Objective:
Output solely the number of lines containing the string "from".

..............................

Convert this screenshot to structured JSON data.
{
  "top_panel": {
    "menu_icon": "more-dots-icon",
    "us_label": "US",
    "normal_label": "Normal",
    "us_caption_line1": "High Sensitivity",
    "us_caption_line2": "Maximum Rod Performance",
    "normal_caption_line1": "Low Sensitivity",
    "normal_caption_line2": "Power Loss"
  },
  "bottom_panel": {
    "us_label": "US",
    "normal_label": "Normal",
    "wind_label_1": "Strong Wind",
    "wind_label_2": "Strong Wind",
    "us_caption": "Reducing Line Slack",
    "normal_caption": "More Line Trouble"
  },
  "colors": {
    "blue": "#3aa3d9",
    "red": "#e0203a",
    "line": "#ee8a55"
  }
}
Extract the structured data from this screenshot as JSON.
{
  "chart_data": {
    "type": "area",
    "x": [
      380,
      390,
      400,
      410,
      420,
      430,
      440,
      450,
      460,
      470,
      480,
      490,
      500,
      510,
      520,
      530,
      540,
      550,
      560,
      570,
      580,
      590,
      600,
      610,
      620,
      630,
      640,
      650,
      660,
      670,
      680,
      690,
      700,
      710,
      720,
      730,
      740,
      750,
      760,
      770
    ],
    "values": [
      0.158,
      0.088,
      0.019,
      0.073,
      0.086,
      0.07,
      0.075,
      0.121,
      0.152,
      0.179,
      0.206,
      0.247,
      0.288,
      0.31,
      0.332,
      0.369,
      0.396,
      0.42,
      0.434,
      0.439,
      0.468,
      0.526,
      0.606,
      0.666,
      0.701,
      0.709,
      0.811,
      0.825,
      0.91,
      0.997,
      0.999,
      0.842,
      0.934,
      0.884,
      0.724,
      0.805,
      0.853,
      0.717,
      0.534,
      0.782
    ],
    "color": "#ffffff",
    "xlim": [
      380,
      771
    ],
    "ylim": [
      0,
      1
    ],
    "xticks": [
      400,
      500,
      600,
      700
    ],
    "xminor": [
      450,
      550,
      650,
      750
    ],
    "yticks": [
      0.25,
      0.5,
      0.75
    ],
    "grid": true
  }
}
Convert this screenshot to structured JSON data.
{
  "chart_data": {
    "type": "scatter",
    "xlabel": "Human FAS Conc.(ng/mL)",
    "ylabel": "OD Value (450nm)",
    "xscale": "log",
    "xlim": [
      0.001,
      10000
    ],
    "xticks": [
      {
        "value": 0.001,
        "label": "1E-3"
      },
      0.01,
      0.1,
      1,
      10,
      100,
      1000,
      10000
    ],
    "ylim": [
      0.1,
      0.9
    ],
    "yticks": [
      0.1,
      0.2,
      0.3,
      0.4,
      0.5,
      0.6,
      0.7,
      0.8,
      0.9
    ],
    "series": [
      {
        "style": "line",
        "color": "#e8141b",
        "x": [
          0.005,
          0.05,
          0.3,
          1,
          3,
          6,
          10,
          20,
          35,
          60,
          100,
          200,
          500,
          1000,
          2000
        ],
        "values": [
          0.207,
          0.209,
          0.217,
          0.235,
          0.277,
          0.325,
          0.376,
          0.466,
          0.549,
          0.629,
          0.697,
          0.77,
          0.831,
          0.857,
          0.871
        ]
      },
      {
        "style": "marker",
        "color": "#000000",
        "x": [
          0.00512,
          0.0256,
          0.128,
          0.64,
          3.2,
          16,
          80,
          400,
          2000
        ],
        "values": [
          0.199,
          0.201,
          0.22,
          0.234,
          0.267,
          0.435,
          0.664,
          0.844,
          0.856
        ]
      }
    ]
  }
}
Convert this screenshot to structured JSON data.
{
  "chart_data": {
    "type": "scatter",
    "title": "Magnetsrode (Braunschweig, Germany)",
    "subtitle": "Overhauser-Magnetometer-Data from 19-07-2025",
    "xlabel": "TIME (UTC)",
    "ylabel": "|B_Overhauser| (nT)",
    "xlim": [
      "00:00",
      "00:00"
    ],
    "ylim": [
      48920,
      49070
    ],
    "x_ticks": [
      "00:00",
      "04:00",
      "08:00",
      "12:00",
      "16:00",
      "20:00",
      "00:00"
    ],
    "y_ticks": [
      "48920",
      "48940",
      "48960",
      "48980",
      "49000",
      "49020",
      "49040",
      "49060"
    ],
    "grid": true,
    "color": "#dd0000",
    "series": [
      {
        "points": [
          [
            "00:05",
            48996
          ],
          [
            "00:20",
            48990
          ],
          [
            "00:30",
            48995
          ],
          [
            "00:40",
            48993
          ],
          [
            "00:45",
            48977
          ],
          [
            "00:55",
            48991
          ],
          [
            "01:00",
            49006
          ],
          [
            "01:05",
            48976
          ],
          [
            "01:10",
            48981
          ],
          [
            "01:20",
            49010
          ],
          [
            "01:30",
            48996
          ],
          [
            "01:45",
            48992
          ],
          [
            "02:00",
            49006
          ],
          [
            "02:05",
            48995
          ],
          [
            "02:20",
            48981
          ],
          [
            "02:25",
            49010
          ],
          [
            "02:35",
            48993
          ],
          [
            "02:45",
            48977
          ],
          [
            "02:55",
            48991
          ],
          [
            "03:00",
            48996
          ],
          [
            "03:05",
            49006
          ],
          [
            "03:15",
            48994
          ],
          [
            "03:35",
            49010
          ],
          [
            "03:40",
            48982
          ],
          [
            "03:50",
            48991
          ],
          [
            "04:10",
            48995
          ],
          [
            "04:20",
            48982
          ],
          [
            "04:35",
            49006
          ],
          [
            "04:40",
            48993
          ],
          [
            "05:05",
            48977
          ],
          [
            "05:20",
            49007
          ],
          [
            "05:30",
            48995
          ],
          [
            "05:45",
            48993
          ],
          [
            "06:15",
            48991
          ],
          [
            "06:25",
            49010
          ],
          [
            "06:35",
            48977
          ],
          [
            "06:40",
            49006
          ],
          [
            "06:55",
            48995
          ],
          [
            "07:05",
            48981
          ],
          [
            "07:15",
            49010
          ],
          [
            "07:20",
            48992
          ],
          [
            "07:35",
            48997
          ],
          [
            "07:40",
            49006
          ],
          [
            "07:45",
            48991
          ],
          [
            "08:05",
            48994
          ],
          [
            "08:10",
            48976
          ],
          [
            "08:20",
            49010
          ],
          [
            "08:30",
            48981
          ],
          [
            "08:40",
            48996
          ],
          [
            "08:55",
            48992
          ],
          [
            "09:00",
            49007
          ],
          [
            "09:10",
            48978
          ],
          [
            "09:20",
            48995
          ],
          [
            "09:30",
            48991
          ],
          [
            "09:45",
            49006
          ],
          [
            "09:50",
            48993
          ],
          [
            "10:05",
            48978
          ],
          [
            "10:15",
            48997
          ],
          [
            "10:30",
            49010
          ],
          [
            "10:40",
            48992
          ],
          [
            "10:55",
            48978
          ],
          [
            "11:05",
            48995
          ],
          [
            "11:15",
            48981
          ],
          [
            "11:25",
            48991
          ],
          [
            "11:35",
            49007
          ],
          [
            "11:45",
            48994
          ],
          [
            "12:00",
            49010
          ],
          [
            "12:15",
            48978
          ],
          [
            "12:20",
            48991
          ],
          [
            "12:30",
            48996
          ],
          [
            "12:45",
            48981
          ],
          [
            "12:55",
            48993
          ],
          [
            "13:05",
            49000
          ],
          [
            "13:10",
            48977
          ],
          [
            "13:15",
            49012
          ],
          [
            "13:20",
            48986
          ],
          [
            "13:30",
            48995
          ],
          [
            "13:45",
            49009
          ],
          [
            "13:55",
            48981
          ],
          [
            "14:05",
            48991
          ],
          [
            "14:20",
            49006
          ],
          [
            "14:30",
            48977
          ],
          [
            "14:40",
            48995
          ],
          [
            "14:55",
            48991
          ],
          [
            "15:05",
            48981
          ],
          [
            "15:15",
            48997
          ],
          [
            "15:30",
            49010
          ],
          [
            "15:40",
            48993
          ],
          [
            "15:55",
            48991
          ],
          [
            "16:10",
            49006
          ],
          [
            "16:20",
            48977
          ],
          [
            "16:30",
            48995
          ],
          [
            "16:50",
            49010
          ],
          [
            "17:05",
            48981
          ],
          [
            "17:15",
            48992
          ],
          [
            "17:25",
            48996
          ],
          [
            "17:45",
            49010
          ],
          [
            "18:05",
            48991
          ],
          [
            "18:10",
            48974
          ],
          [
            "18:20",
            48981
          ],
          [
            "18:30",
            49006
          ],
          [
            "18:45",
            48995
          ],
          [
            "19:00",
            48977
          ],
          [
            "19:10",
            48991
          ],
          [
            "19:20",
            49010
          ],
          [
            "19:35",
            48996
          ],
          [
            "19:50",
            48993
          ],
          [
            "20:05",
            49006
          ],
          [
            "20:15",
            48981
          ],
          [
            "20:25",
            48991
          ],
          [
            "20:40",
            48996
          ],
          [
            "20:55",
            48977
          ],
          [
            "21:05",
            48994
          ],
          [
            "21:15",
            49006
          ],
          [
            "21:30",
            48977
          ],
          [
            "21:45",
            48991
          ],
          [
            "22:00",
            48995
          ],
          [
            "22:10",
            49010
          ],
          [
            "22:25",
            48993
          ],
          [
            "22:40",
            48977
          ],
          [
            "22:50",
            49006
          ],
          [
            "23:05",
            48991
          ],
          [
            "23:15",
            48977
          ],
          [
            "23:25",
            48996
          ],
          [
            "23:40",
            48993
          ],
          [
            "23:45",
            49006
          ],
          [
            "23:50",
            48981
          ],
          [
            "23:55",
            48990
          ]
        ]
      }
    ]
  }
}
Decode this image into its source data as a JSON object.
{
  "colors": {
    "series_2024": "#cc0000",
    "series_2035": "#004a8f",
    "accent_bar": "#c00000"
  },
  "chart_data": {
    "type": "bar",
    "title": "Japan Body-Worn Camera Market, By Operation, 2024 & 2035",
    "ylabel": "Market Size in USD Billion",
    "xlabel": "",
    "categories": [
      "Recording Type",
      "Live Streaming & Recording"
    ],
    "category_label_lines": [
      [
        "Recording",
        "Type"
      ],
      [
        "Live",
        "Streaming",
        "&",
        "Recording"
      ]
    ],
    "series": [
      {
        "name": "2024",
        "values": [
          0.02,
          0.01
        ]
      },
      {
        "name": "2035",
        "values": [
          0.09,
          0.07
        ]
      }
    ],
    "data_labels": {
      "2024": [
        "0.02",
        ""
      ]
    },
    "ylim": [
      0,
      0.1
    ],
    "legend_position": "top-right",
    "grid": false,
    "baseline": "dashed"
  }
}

..............................

Finished exercise:
2